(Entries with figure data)
▬▬▬
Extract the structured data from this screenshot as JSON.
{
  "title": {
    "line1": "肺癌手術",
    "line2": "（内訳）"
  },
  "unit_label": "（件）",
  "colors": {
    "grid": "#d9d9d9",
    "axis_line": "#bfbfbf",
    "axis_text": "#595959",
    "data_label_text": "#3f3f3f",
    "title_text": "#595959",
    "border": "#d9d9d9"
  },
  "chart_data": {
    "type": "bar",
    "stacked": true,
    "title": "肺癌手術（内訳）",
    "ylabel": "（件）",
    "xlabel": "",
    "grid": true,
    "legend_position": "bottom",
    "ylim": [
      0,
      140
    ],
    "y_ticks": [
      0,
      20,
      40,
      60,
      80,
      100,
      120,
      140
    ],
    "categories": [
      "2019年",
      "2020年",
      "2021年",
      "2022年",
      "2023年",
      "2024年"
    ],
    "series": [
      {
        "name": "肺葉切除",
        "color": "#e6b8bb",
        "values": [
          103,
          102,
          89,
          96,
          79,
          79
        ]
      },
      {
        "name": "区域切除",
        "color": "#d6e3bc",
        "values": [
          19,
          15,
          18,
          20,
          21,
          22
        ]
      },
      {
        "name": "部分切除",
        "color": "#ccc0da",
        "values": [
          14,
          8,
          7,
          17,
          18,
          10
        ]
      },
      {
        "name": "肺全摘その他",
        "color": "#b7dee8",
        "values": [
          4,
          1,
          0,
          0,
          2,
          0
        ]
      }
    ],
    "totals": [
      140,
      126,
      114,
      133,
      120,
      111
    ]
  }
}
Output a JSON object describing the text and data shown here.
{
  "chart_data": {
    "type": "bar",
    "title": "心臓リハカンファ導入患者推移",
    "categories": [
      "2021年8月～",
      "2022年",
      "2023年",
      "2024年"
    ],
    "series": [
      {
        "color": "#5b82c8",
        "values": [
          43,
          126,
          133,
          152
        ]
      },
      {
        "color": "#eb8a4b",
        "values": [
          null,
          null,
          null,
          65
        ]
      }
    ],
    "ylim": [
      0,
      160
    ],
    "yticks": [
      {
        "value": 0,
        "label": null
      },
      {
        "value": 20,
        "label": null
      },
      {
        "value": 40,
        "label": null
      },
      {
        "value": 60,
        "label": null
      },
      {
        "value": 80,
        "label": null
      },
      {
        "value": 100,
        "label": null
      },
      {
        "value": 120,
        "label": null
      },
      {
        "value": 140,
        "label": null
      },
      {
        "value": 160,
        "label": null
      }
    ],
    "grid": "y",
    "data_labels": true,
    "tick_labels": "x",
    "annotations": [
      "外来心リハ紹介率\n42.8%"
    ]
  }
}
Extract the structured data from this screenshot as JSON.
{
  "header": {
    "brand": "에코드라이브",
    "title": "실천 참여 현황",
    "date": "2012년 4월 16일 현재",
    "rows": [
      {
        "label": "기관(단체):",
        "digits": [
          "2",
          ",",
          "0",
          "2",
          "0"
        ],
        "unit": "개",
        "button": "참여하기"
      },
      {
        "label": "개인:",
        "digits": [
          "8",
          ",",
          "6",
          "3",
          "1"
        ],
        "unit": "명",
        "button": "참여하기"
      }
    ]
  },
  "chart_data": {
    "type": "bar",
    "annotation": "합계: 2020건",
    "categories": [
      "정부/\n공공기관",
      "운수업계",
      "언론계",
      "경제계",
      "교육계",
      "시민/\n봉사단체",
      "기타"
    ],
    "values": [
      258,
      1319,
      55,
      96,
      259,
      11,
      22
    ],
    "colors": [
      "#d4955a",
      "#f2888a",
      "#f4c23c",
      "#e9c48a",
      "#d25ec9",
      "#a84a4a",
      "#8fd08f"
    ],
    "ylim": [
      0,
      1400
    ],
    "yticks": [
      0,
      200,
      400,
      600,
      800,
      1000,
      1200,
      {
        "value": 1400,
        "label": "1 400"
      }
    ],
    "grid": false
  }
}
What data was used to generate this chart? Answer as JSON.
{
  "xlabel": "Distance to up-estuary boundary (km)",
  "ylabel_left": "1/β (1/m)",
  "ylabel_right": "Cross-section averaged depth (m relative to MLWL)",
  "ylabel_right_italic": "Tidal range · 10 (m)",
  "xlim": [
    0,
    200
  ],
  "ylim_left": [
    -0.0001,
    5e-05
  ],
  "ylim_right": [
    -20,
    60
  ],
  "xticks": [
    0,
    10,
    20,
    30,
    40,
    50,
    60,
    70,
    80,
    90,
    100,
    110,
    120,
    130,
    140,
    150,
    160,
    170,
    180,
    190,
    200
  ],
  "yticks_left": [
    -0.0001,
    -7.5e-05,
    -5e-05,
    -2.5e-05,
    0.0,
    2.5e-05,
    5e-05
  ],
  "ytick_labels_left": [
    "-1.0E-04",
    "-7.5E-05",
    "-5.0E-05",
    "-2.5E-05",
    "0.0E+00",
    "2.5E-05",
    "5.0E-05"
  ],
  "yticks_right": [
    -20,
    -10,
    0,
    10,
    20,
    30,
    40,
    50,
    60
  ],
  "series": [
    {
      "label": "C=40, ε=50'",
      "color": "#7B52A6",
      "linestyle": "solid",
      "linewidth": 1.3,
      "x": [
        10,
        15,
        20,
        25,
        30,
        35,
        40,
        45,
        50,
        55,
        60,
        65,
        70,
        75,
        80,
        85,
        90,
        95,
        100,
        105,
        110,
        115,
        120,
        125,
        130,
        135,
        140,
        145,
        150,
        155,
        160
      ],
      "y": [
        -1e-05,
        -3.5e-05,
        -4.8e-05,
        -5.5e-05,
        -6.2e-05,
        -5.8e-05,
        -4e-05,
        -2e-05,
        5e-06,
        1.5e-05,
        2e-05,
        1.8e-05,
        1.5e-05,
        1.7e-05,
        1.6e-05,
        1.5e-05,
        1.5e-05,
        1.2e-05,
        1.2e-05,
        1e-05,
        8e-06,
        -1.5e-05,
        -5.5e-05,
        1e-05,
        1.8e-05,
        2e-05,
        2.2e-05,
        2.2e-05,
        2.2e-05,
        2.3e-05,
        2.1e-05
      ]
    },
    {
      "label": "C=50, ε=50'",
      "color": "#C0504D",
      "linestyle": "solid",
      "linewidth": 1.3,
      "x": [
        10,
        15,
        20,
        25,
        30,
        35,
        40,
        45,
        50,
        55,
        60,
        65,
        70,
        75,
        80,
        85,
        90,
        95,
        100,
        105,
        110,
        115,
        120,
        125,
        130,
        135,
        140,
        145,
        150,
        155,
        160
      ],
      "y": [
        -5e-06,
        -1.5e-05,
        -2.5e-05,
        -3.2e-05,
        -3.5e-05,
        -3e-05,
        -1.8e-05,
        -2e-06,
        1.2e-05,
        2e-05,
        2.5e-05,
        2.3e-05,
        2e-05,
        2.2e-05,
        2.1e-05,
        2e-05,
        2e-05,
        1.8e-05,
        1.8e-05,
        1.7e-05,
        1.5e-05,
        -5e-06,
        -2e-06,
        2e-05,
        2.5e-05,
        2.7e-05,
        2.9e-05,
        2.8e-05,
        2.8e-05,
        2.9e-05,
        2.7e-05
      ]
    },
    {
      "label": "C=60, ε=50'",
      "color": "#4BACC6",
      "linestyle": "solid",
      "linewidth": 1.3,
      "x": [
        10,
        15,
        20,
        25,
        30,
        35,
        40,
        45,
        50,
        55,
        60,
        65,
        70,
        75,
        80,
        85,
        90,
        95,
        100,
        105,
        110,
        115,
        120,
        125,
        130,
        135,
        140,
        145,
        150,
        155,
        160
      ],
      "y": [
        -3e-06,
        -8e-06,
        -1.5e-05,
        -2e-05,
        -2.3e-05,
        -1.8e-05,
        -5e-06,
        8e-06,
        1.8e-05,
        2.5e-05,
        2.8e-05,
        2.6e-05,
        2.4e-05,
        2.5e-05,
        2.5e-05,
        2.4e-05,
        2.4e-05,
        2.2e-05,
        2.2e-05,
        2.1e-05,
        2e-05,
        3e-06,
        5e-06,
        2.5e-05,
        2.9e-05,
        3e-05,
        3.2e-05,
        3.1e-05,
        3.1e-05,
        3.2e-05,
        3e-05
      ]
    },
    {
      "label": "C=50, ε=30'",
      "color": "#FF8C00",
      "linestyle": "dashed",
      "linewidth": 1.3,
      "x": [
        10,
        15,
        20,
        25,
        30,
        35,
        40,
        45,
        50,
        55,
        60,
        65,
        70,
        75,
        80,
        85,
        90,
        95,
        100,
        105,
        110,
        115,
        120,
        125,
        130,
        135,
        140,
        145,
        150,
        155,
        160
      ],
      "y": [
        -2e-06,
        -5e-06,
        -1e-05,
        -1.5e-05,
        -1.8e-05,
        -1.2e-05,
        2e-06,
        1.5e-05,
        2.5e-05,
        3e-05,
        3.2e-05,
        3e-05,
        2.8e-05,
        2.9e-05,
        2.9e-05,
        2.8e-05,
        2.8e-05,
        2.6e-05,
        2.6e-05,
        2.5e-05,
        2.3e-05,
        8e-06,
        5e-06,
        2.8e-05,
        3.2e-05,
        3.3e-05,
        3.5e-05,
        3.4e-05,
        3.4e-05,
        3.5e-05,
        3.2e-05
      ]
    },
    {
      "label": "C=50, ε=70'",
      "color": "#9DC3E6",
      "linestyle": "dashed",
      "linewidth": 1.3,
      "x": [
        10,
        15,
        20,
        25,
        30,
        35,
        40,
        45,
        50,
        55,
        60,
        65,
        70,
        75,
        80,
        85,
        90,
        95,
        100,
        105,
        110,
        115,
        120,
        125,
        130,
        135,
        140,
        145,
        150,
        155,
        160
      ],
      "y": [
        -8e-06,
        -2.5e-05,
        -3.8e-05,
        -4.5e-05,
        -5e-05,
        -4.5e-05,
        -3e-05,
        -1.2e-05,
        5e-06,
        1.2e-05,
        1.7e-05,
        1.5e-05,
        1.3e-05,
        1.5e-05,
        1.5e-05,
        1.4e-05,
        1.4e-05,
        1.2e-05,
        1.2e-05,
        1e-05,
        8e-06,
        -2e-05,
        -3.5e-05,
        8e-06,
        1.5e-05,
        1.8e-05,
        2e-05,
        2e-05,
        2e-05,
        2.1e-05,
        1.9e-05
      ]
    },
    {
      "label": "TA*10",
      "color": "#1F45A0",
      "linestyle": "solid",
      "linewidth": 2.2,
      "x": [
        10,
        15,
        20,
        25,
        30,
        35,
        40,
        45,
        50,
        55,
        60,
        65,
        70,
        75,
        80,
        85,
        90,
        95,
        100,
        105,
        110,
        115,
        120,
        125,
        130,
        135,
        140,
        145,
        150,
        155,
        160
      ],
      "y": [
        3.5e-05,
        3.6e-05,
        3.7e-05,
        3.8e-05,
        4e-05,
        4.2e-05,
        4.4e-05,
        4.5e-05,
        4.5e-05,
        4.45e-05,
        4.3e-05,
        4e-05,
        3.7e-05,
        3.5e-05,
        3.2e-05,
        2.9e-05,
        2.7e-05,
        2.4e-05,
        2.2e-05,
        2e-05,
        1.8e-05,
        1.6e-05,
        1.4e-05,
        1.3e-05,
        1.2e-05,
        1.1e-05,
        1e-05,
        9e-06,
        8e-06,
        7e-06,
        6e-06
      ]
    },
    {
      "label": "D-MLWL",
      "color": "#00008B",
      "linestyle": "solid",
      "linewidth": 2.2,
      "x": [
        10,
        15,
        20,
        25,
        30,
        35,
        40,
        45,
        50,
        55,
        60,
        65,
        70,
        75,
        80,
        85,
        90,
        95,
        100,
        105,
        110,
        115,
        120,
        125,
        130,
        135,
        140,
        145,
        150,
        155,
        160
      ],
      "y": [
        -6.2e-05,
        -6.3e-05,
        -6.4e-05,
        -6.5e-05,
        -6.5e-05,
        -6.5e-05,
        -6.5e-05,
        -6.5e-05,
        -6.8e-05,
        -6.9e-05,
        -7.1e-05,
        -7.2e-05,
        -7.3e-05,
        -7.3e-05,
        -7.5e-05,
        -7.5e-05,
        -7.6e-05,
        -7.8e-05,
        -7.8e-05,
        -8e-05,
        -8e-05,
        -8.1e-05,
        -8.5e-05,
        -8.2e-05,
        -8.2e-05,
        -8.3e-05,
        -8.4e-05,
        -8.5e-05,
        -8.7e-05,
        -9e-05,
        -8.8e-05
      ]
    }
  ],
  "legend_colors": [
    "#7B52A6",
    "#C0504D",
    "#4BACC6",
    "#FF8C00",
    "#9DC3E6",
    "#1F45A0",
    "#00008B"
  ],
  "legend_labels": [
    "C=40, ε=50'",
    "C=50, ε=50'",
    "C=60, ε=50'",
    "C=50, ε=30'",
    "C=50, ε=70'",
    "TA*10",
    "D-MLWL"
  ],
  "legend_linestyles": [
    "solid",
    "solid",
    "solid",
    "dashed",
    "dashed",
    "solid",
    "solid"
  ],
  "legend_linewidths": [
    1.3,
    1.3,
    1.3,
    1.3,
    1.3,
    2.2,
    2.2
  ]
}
▬▬▬
Take every line that includes the string "name" and copy it.

        "name": "肺葉切除",
        "name": "区域切除",
        "name": "部分切除",
        "name": "肺全摘その他",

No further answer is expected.